Data excerpts:

'''

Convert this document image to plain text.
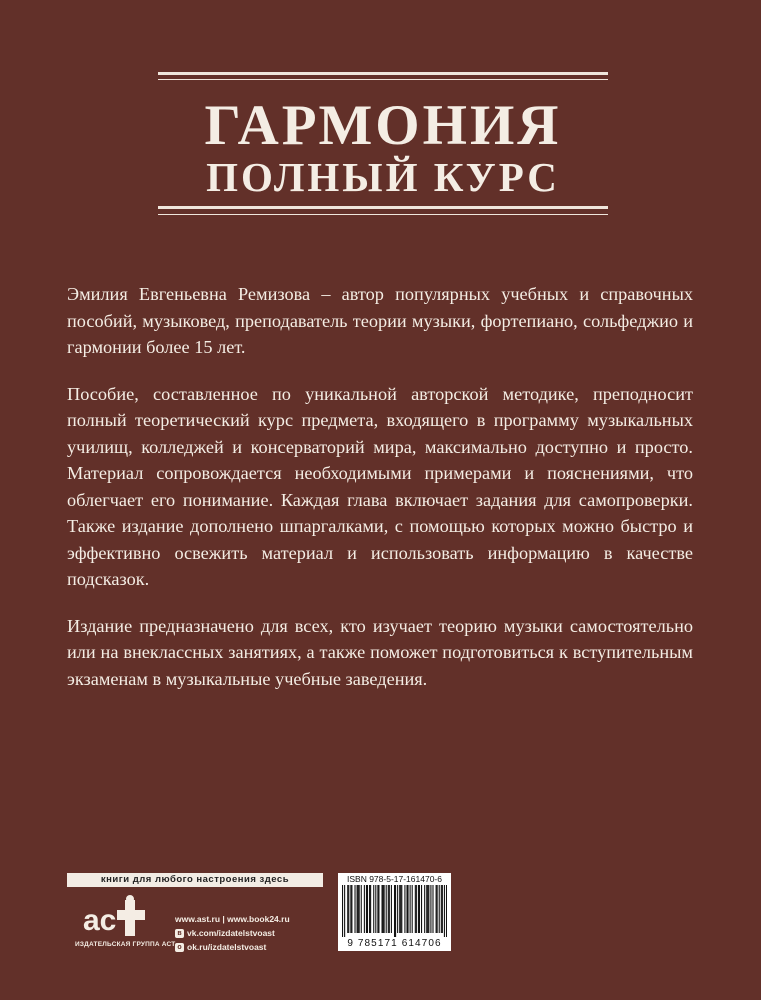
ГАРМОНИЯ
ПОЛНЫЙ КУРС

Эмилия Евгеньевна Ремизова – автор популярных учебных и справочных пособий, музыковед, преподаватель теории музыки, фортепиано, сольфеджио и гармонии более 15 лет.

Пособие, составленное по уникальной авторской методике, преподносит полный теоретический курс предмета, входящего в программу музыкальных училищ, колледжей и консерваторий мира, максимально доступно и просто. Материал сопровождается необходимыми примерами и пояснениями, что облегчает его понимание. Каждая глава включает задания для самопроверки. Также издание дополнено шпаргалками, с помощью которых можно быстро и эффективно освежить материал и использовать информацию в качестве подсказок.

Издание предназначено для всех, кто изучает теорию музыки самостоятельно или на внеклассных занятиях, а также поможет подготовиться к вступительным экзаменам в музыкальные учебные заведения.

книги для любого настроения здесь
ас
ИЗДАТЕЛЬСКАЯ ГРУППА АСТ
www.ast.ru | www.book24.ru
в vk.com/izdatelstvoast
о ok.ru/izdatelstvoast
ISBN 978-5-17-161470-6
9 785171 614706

'''

Given exercise » The word "музыки" appears in how many lines of the records? Give the number only.

Correct answer » 2